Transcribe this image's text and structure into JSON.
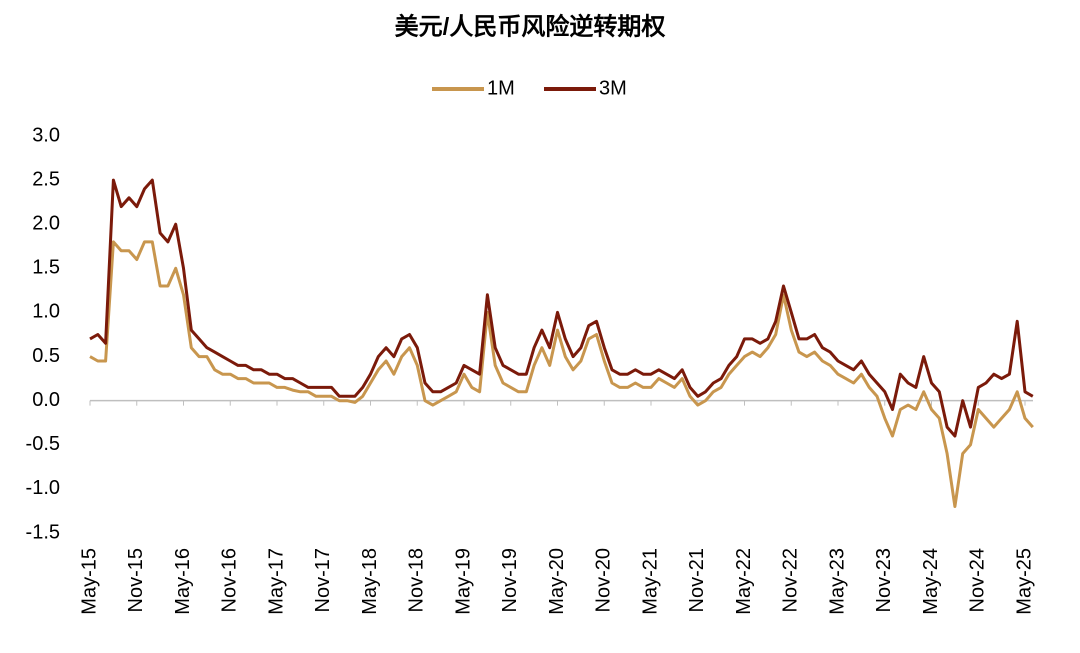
{
  "chart_data": {
    "type": "line",
    "title": "美元/人民币风险逆转期权",
    "categories": [
      "May-15",
      null,
      null,
      null,
      null,
      null,
      "Nov-15",
      null,
      null,
      null,
      null,
      null,
      "May-16",
      null,
      null,
      null,
      null,
      null,
      "Nov-16",
      null,
      null,
      null,
      null,
      null,
      "May-17",
      null,
      null,
      null,
      null,
      null,
      "Nov-17",
      null,
      null,
      null,
      null,
      null,
      "May-18",
      null,
      null,
      null,
      null,
      null,
      "Nov-18",
      null,
      null,
      null,
      null,
      null,
      "May-19",
      null,
      null,
      null,
      null,
      null,
      "Nov-19",
      null,
      null,
      null,
      null,
      null,
      "May-20",
      null,
      null,
      null,
      null,
      null,
      "Nov-20",
      null,
      null,
      null,
      null,
      null,
      "May-21",
      null,
      null,
      null,
      null,
      null,
      "Nov-21",
      null,
      null,
      null,
      null,
      null,
      "May-22",
      null,
      null,
      null,
      null,
      null,
      "Nov-22",
      null,
      null,
      null,
      null,
      null,
      "May-23",
      null,
      null,
      null,
      null,
      null,
      "Nov-23",
      null,
      null,
      null,
      null,
      null,
      "May-24",
      null,
      null,
      null,
      null,
      null,
      "Nov-24",
      null,
      null,
      null,
      null,
      null,
      "May-25",
      null
    ],
    "series": [
      {
        "name": "1M",
        "color": "#c8964e",
        "values": [
          0.5,
          0.45,
          0.45,
          1.8,
          1.7,
          1.7,
          1.6,
          1.8,
          1.8,
          1.3,
          1.3,
          1.5,
          1.2,
          0.6,
          0.5,
          0.5,
          0.35,
          0.3,
          0.3,
          0.25,
          0.25,
          0.2,
          0.2,
          0.2,
          0.15,
          0.15,
          0.12,
          0.1,
          0.1,
          0.05,
          0.05,
          0.05,
          0.0,
          0.0,
          -0.02,
          0.05,
          0.2,
          0.35,
          0.45,
          0.3,
          0.5,
          0.6,
          0.4,
          0.0,
          -0.05,
          0.0,
          0.05,
          0.1,
          0.3,
          0.15,
          0.1,
          1.0,
          0.4,
          0.2,
          0.15,
          0.1,
          0.1,
          0.4,
          0.6,
          0.4,
          0.8,
          0.5,
          0.35,
          0.45,
          0.7,
          0.75,
          0.45,
          0.2,
          0.15,
          0.15,
          0.2,
          0.15,
          0.15,
          0.25,
          0.2,
          0.15,
          0.25,
          0.05,
          -0.05,
          0.0,
          0.1,
          0.15,
          0.3,
          0.4,
          0.5,
          0.55,
          0.5,
          0.6,
          0.75,
          1.2,
          0.8,
          0.55,
          0.5,
          0.55,
          0.45,
          0.4,
          0.3,
          0.25,
          0.2,
          0.3,
          0.15,
          0.05,
          -0.2,
          -0.4,
          -0.1,
          -0.05,
          -0.1,
          0.1,
          -0.1,
          -0.2,
          -0.6,
          -1.2,
          -0.6,
          -0.5,
          -0.1,
          -0.2,
          -0.3,
          -0.2,
          -0.1,
          0.1,
          -0.2,
          -0.3
        ]
      },
      {
        "name": "3M",
        "color": "#7b1a0a",
        "values": [
          0.7,
          0.75,
          0.65,
          2.5,
          2.2,
          2.3,
          2.2,
          2.4,
          2.5,
          1.9,
          1.8,
          2.0,
          1.5,
          0.8,
          0.7,
          0.6,
          0.55,
          0.5,
          0.45,
          0.4,
          0.4,
          0.35,
          0.35,
          0.3,
          0.3,
          0.25,
          0.25,
          0.2,
          0.15,
          0.15,
          0.15,
          0.15,
          0.05,
          0.05,
          0.05,
          0.15,
          0.3,
          0.5,
          0.6,
          0.5,
          0.7,
          0.75,
          0.6,
          0.2,
          0.1,
          0.1,
          0.15,
          0.2,
          0.4,
          0.35,
          0.3,
          1.2,
          0.6,
          0.4,
          0.35,
          0.3,
          0.3,
          0.6,
          0.8,
          0.6,
          1.0,
          0.7,
          0.5,
          0.6,
          0.85,
          0.9,
          0.6,
          0.35,
          0.3,
          0.3,
          0.35,
          0.3,
          0.3,
          0.35,
          0.3,
          0.25,
          0.35,
          0.15,
          0.05,
          0.1,
          0.2,
          0.25,
          0.4,
          0.5,
          0.7,
          0.7,
          0.65,
          0.7,
          0.9,
          1.3,
          1.0,
          0.7,
          0.7,
          0.75,
          0.6,
          0.55,
          0.45,
          0.4,
          0.35,
          0.45,
          0.3,
          0.2,
          0.1,
          -0.1,
          0.3,
          0.2,
          0.15,
          0.5,
          0.2,
          0.1,
          -0.3,
          -0.4,
          0.0,
          -0.3,
          0.15,
          0.2,
          0.3,
          0.25,
          0.3,
          0.9,
          0.1,
          0.05
        ]
      }
    ],
    "ylim": [
      -1.5,
      3.0
    ],
    "yticks": [
      {
        "value": -1.5,
        "label": "-1.5"
      },
      {
        "value": -1,
        "label": "-1.0"
      },
      {
        "value": -0.5,
        "label": "-0.5"
      },
      {
        "value": 0,
        "label": "0.0"
      },
      {
        "value": 0.5,
        "label": "0.5"
      },
      {
        "value": 1,
        "label": "1.0"
      },
      {
        "value": 1.5,
        "label": "1.5"
      },
      {
        "value": 2,
        "label": "2.0"
      },
      {
        "value": 2.5,
        "label": "2.5"
      },
      {
        "value": 3,
        "label": "3.0"
      }
    ],
    "legend": "top"
  }
}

● ● ● ● ●

*Task prompt*: Make a word-for-word copy of the entries, without any pictures.

*Problem solution*:
Transcribe this image's text and structure into JSON.
{
  "chart_data": {
    "type": "line",
    "title": "美元/人民币风险逆转期权",
    "categories": [
      "May-15",
      null,
      null,
      null,
      null,
      null,
      "Nov-15",
      null,
      null,
      null,
      null,
      null,
      "May-16",
      null,
      null,
      null,
      null,
      null,
      "Nov-16",
      null,
      null,
      null,
      null,
      null,
      "May-17",
      null,
      null,
      null,
      null,
      null,
      "Nov-17",
      null,
      null,
      null,
      null,
      null,
      "May-18",
      null,
      null,
      null,
      null,
      null,
      "Nov-18",
      null,
      null,
      null,
      null,
      null,
      "May-19",
      null,
      null,
      null,
      null,
      null,
      "Nov-19",
      null,
      null,
      null,
      null,
      null,
      "May-20",
      null,
      null,
      null,
      null,
      null,
      "Nov-20",
      null,
      null,
      null,
      null,
      null,
      "May-21",
      null,
      null,
      null,
      null,
      null,
      "Nov-21",
      null,
      null,
      null,
      null,
      null,
      "May-22",
      null,
      null,
      null,
      null,
      null,
      "Nov-22",
      null,
      null,
      null,
      null,
      null,
      "May-23",
      null,
      null,
      null,
      null,
      null,
      "Nov-23",
      null,
      null,
      null,
      null,
      null,
      "May-24",
      null,
      null,
      null,
      null,
      null,
      "Nov-24",
      null,
      null,
      null,
      null,
      null,
      "May-25",
      null
    ],
    "series": [
      {
        "name": "1M",
        "color": "#c8964e",
        "values": [
          0.5,
          0.45,
          0.45,
          1.8,
          1.7,
          1.7,
          1.6,
          1.8,
          1.8,
          1.3,
          1.3,
          1.5,
          1.2,
          0.6,
          0.5,
          0.5,
          0.35,
          0.3,
          0.3,
          0.25,
          0.25,
          0.2,
          0.2,
          0.2,
          0.15,
          0.15,
          0.12,
          0.1,
          0.1,
          0.05,
          0.05,
          0.05,
          0.0,
          0.0,
          -0.02,
          0.05,
          0.2,
          0.35,
          0.45,
          0.3,
          0.5,
          0.6,
          0.4,
          0.0,
          -0.05,
          0.0,
          0.05,
          0.1,
          0.3,
          0.15,
          0.1,
          1.0,
          0.4,
          0.2,
          0.15,
          0.1,
          0.1,
          0.4,
          0.6,
          0.4,
          0.8,
          0.5,
          0.35,
          0.45,
          0.7,
          0.75,
          0.45,
          0.2,
          0.15,
          0.15,
          0.2,
          0.15,
          0.15,
          0.25,
          0.2,
          0.15,
          0.25,
          0.05,
          -0.05,
          0.0,
          0.1,
          0.15,
          0.3,
          0.4,
          0.5,
          0.55,
          0.5,
          0.6,
          0.75,
          1.2,
          0.8,
          0.55,
          0.5,
          0.55,
          0.45,
          0.4,
          0.3,
          0.25,
          0.2,
          0.3,
          0.15,
          0.05,
          -0.2,
          -0.4,
          -0.1,
          -0.05,
          -0.1,
          0.1,
          -0.1,
          -0.2,
          -0.6,
          -1.2,
          -0.6,
          -0.5,
          -0.1,
          -0.2,
          -0.3,
          -0.2,
          -0.1,
          0.1,
          -0.2,
          -0.3
        ]
      },
      {
        "name": "3M",
        "color": "#7b1a0a",
        "values": [
          0.7,
          0.75,
          0.65,
          2.5,
          2.2,
          2.3,
          2.2,
          2.4,
          2.5,
          1.9,
          1.8,
          2.0,
          1.5,
          0.8,
          0.7,
          0.6,
          0.55,
          0.5,
          0.45,
          0.4,
          0.4,
          0.35,
          0.35,
          0.3,
          0.3,
          0.25,
          0.25,
          0.2,
          0.15,
          0.15,
          0.15,
          0.15,
          0.05,
          0.05,
          0.05,
          0.15,
          0.3,
          0.5,
          0.6,
          0.5,
          0.7,
          0.75,
          0.6,
          0.2,
          0.1,
          0.1,
          0.15,
          0.2,
          0.4,
          0.35,
          0.3,
          1.2,
          0.6,
          0.4,
          0.35,
          0.3,
          0.3,
          0.6,
          0.8,
          0.6,
          1.0,
          0.7,
          0.5,
          0.6,
          0.85,
          0.9,
          0.6,
          0.35,
          0.3,
          0.3,
          0.35,
          0.3,
          0.3,
          0.35,
          0.3,
          0.25,
          0.35,
          0.15,
          0.05,
          0.1,
          0.2,
          0.25,
          0.4,
          0.5,
          0.7,
          0.7,
          0.65,
          0.7,
          0.9,
          1.3,
          1.0,
          0.7,
          0.7,
          0.75,
          0.6,
          0.55,
          0.45,
          0.4,
          0.35,
          0.45,
          0.3,
          0.2,
          0.1,
          -0.1,
          0.3,
          0.2,
          0.15,
          0.5,
          0.2,
          0.1,
          -0.3,
          -0.4,
          0.0,
          -0.3,
          0.15,
          0.2,
          0.3,
          0.25,
          0.3,
          0.9,
          0.1,
          0.05
        ]
      }
    ],
    "ylim": [
      -1.5,
      3.0
    ],
    "yticks": [
      {
        "value": -1.5,
        "label": "-1.5"
      },
      {
        "value": -1,
        "label": "-1.0"
      },
      {
        "value": -0.5,
        "label": "-0.5"
      },
      {
        "value": 0,
        "label": "0.0"
      },
      {
        "value": 0.5,
        "label": "0.5"
      },
      {
        "value": 1,
        "label": "1.0"
      },
      {
        "value": 1.5,
        "label": "1.5"
      },
      {
        "value": 2,
        "label": "2.0"
      },
      {
        "value": 2.5,
        "label": "2.5"
      },
      {
        "value": 3,
        "label": "3.0"
      }
    ],
    "legend": "top"
  }
}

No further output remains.